#### The records ####
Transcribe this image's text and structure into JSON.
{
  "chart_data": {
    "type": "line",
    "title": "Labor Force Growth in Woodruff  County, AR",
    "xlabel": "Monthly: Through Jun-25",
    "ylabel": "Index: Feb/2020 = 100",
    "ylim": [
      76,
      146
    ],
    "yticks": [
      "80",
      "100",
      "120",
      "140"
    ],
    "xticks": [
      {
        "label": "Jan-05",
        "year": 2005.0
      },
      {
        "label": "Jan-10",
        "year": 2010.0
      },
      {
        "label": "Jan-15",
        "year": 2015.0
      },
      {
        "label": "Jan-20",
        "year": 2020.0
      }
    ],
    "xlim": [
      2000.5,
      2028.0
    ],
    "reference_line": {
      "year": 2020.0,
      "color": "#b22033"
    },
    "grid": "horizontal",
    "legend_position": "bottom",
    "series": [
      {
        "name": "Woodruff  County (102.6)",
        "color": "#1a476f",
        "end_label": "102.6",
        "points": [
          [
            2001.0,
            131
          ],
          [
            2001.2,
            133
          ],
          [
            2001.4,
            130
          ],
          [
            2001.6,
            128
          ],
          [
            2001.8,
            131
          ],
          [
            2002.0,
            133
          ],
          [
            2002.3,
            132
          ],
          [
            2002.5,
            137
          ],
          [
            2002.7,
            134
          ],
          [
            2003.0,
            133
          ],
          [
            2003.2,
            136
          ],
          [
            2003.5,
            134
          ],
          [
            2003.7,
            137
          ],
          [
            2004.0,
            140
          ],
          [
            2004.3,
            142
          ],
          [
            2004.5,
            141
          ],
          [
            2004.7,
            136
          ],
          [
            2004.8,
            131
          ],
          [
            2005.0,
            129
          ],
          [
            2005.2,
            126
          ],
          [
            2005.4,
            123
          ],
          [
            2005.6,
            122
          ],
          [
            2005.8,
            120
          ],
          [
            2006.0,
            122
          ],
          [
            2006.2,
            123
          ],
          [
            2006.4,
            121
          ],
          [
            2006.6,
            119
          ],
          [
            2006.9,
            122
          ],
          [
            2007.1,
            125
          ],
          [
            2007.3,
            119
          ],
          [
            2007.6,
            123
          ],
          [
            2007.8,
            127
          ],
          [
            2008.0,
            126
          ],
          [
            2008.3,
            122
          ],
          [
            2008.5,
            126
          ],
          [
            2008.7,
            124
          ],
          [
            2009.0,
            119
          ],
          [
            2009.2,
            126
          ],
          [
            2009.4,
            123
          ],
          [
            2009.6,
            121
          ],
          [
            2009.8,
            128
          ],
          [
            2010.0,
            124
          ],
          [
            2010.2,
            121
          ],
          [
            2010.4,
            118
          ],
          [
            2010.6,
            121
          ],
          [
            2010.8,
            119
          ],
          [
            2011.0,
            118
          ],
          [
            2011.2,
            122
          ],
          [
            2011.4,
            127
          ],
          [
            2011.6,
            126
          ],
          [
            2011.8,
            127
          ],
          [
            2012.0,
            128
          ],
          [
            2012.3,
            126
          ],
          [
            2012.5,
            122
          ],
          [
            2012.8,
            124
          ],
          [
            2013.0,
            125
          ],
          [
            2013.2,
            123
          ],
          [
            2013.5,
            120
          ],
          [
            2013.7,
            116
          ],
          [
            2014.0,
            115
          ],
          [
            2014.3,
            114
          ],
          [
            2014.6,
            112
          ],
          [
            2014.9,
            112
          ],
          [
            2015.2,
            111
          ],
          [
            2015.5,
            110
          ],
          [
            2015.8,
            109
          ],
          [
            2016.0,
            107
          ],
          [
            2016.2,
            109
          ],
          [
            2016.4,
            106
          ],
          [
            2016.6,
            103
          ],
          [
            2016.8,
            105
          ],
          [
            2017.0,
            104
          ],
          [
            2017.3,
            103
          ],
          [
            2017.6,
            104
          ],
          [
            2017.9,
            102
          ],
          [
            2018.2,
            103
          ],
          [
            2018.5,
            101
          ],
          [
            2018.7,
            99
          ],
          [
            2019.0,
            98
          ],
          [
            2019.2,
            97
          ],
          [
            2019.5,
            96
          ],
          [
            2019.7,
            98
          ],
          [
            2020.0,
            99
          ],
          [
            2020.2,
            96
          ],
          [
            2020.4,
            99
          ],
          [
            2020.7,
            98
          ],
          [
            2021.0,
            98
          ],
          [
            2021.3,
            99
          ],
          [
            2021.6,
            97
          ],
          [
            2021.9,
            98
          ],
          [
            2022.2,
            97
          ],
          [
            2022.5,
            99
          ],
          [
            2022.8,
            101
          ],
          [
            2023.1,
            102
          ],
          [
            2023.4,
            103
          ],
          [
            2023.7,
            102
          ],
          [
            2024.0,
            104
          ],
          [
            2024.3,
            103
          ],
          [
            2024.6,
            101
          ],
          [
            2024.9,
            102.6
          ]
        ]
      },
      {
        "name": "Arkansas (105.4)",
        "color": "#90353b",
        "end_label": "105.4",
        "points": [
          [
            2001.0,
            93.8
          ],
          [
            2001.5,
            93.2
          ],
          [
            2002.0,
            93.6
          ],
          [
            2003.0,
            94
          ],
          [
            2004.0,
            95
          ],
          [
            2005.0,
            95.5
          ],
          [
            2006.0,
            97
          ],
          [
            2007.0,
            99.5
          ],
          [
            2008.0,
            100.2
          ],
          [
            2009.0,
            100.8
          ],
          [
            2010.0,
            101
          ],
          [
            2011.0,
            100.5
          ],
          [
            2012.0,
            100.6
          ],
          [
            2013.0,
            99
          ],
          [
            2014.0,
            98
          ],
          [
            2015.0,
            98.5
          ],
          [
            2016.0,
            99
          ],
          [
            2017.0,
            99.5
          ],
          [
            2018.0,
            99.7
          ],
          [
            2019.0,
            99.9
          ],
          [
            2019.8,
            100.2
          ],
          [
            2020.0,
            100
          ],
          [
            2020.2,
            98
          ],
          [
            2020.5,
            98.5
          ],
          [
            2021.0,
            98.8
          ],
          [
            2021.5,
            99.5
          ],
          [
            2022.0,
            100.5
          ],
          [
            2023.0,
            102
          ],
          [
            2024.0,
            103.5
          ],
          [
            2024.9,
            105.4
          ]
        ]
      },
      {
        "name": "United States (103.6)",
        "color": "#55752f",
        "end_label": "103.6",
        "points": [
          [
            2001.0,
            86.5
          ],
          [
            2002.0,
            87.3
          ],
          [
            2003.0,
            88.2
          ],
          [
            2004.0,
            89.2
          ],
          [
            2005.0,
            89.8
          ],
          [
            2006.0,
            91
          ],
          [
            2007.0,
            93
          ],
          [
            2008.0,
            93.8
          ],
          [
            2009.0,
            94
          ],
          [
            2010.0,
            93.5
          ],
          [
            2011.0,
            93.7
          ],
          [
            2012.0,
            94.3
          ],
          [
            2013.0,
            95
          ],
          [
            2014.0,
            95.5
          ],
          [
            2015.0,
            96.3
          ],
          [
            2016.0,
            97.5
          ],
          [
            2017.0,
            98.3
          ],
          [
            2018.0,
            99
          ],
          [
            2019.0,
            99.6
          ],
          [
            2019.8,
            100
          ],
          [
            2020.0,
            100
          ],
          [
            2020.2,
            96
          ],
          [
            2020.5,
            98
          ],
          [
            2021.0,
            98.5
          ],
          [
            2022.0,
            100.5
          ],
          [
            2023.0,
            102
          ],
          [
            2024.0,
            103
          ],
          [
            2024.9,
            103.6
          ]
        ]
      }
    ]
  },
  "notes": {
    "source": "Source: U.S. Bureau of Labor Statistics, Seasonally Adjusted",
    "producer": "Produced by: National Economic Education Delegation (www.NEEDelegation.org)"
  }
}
####
- [The exercise] Each line holding "Labor" must be found and copied.

- [Task solution]
    "title": "Labor Force Growth in Woodruff  County, AR",
    "source": "Source: U.S. Bureau of Labor Statistics, Seasonally Adjusted",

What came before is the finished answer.